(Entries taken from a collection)
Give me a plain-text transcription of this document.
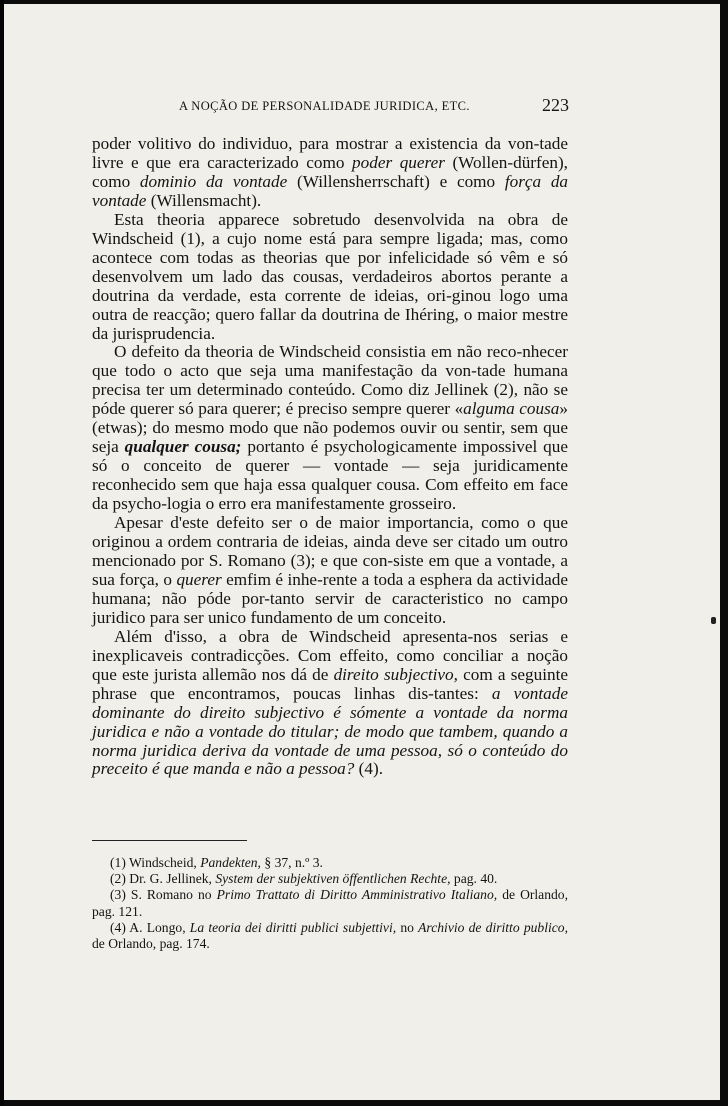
A NOÇÃO DE PERSONALIDADE JURIDICA, ETC.	223

poder volitivo do individuo, para mostrar a existencia da von-tade livre e que era caracterizado como poder querer (Wollen-dürfen), como dominio da vontade (Willensherrschaft) e como força da vontade (Willensmacht).

Esta theoria apparece sobretudo desenvolvida na obra de Windscheid (1), a cujo nome está para sempre ligada; mas, como acontece com todas as theorias que por infelicidade só vêm e só desenvolvem um lado das cousas, verdadeiros abortos perante a doutrina da verdade, esta corrente de ideias, ori-ginou logo uma outra de reacção; quero fallar da doutrina de Ihéring, o maior mestre da jurisprudencia.

O defeito da theoria de Windscheid consistia em não reco-nhecer que todo o acto que seja uma manifestação da von-tade humana precisa ter um determinado conteúdo. Como diz Jellinek (2), não se póde querer só para querer; é preciso sempre querer «alguma cousa» (etwas); do mesmo modo que não podemos ouvir ou sentir, sem que seja qualquer cousa; portanto é psychologicamente impossivel que só o conceito de querer — vontade — seja juridicamente reconhecido sem que haja essa qualquer cousa. Com effeito em face da psycho-logia o erro era manifestamente grosseiro.

Apesar d'este defeito ser o de maior importancia, como o que originou a ordem contraria de ideias, ainda deve ser citado um outro mencionado por S. Romano (3); e que con-siste em que a vontade, a sua força, o querer emfim é inhe-rente a toda a esphera da actividade humana; não póde por-tanto servir de caracteristico no campo juridico para ser unico fundamento de um conceito.

Além d'isso, a obra de Windscheid apresenta-nos serias e inexplicaveis contradicções. Com effeito, como conciliar a noção que este jurista allemão nos dá de direito subjectivo, com a seguinte phrase que encontramos, poucas linhas dis-tantes: a vontade dominante do direito subjectivo é sómente a vontade da norma juridica e não a vontade do titular; de modo que tambem, quando a norma juridica deriva da vontade de uma pessoa, só o conteúdo do preceito é que manda e não a pessoa? (4).

(1) Windscheid, Pandekten, § 37, n.º 3.

(2) Dr. G. Jellinek, System der subjektiven öffentlichen Rechte, pag. 40.

(3) S. Romano no Primo Trattato di Diritto Amministrativo Italiano, de Orlando, pag. 121.

(4) A. Longo, La teoria dei diritti publici subjettivi, no Archivio de diritto publico, de Orlando, pag. 174.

▸ **Task**
Skipping the pictures, transcribe each line above exactly as it appears.

▸ **Task answer**
Give me a plain-text transcription of this document.
A NOÇÃO DE PERSONALIDADE JURIDICA, ETC.	223

poder volitivo do individuo, para mostrar a existencia da von-tade livre e que era caracterizado como poder querer (Wollen-dürfen), como dominio da vontade (Willensherrschaft) e como força da vontade (Willensmacht).

Esta theoria apparece sobretudo desenvolvida na obra de Windscheid (1), a cujo nome está para sempre ligada; mas, como acontece com todas as theorias que por infelicidade só vêm e só desenvolvem um lado das cousas, verdadeiros abortos perante a doutrina da verdade, esta corrente de ideias, ori-ginou logo uma outra de reacção; quero fallar da doutrina de Ihéring, o maior mestre da jurisprudencia.

O defeito da theoria de Windscheid consistia em não reco-nhecer que todo o acto que seja uma manifestação da von-tade humana precisa ter um determinado conteúdo. Como diz Jellinek (2), não se póde querer só para querer; é preciso sempre querer «alguma cousa» (etwas); do mesmo modo que não podemos ouvir ou sentir, sem que seja qualquer cousa; portanto é psychologicamente impossivel que só o conceito de querer — vontade — seja juridicamente reconhecido sem que haja essa qualquer cousa. Com effeito em face da psycho-logia o erro era manifestamente grosseiro.

Apesar d'este defeito ser o de maior importancia, como o que originou a ordem contraria de ideias, ainda deve ser citado um outro mencionado por S. Romano (3); e que con-siste em que a vontade, a sua força, o querer emfim é inhe-rente a toda a esphera da actividade humana; não póde por-tanto servir de caracteristico no campo juridico para ser unico fundamento de um conceito.

Além d'isso, a obra de Windscheid apresenta-nos serias e inexplicaveis contradicções. Com effeito, como conciliar a noção que este jurista allemão nos dá de direito subjectivo, com a seguinte phrase que encontramos, poucas linhas dis-tantes: a vontade dominante do direito subjectivo é sómente a vontade da norma juridica e não a vontade do titular; de modo que tambem, quando a norma juridica deriva da vontade de uma pessoa, só o conteúdo do preceito é que manda e não a pessoa? (4).

(1) Windscheid, Pandekten, § 37, n.º 3.

(2) Dr. G. Jellinek, System der subjektiven öffentlichen Rechte, pag. 40.

(3) S. Romano no Primo Trattato di Diritto Amministrativo Italiano, de Orlando, pag. 121.

(4) A. Longo, La teoria dei diritti publici subjettivi, no Archivio de diritto publico, de Orlando, pag. 174.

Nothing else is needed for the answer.